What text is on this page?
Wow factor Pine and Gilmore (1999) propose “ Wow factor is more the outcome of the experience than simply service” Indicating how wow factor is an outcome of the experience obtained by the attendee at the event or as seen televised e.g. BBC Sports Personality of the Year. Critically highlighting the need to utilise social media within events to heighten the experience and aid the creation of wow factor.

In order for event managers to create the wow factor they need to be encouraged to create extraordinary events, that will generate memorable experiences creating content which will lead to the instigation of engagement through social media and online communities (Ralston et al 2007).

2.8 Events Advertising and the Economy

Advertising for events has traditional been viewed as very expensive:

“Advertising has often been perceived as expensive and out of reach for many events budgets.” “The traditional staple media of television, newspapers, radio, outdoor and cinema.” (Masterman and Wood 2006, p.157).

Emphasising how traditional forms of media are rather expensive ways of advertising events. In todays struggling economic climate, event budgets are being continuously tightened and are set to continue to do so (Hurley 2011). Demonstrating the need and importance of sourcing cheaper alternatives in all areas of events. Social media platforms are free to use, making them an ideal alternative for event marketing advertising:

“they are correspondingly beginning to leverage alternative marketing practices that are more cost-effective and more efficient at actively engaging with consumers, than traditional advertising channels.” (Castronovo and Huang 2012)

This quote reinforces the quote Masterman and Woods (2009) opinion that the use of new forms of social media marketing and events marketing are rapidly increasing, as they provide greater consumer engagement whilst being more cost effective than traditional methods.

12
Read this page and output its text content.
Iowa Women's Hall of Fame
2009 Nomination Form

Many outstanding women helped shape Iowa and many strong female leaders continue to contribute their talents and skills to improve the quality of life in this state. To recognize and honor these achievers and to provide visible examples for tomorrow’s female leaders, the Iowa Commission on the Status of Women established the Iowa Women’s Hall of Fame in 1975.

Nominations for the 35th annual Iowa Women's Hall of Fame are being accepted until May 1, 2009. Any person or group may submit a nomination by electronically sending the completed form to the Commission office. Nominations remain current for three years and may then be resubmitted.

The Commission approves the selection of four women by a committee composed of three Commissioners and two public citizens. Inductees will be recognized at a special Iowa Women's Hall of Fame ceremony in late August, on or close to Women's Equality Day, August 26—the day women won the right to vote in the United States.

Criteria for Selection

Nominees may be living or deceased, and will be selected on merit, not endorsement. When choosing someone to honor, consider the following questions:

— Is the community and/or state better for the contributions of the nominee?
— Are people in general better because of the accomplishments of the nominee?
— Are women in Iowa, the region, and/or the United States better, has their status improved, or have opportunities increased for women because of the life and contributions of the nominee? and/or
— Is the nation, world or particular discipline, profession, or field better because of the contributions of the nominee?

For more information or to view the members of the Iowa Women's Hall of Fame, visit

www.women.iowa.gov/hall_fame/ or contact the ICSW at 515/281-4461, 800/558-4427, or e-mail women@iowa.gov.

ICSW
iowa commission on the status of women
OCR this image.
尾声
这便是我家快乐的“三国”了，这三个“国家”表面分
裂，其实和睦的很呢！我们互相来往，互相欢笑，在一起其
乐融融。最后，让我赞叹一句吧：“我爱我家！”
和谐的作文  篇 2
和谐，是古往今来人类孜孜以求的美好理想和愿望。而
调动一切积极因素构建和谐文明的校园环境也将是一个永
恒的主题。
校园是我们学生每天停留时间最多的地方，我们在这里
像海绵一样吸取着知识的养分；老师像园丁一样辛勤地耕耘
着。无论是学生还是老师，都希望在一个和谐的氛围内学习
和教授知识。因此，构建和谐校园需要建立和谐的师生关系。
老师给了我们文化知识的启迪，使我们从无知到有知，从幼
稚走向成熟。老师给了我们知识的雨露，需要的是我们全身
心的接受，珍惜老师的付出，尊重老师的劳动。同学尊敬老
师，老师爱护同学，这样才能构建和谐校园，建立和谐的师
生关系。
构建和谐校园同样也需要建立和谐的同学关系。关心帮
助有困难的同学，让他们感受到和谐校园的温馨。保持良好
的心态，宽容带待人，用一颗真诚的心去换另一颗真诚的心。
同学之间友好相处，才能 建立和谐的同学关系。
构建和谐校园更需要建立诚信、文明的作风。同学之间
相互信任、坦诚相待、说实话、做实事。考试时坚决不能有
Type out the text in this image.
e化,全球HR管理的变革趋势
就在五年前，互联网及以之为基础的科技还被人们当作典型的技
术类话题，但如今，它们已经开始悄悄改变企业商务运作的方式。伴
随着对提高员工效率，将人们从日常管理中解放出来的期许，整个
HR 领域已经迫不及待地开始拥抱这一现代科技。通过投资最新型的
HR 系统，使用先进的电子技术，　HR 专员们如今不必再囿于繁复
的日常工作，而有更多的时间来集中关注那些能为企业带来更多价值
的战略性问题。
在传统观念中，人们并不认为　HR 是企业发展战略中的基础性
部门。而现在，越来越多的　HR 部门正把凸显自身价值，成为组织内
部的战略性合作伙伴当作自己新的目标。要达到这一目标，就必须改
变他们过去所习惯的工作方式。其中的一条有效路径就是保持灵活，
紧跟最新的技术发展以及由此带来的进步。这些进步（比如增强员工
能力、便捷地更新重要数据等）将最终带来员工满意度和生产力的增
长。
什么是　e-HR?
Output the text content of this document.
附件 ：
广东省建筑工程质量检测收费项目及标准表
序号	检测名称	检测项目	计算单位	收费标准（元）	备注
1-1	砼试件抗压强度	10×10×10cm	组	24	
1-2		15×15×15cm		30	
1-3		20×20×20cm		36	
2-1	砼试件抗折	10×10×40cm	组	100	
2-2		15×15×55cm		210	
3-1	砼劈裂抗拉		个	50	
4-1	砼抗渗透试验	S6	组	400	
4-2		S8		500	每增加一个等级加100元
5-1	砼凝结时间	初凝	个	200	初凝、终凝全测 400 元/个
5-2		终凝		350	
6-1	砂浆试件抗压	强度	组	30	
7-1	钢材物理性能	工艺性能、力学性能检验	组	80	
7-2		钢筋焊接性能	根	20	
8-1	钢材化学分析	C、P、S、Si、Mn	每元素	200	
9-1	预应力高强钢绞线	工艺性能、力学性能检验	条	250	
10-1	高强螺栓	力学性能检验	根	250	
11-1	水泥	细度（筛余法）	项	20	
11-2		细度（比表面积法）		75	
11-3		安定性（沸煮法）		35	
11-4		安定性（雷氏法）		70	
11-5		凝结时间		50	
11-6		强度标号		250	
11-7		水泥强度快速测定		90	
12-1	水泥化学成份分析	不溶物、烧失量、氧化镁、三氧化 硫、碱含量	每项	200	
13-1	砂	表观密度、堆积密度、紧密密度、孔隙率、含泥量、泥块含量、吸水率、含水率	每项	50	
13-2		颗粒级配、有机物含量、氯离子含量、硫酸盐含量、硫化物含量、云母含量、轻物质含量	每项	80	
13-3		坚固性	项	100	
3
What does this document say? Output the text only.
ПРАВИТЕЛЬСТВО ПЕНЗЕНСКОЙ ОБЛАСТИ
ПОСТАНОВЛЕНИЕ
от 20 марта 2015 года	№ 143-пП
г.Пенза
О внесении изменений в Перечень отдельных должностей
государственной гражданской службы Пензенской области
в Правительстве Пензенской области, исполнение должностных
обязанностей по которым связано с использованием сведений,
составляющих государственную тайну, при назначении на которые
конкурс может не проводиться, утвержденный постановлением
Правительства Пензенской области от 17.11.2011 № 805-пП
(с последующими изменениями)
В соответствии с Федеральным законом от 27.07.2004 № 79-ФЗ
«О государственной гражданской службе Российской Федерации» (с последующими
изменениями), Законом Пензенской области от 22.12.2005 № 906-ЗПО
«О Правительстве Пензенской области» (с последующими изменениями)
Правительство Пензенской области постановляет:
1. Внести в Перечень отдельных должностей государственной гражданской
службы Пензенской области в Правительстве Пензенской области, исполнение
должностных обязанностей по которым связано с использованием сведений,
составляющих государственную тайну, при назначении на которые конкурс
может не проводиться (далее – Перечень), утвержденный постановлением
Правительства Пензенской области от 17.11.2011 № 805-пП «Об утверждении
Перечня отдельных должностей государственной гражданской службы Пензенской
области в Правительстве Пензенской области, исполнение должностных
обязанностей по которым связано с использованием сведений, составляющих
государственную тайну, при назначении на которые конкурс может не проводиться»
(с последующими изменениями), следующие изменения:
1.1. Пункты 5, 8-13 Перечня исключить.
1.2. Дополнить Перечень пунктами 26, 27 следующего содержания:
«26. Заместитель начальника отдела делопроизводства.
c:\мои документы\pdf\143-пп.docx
..............................
• Short exercise: Take every line from the data that contains the word "image".

• Answer to this exercise:
OCR this image.
Type out the text in this image.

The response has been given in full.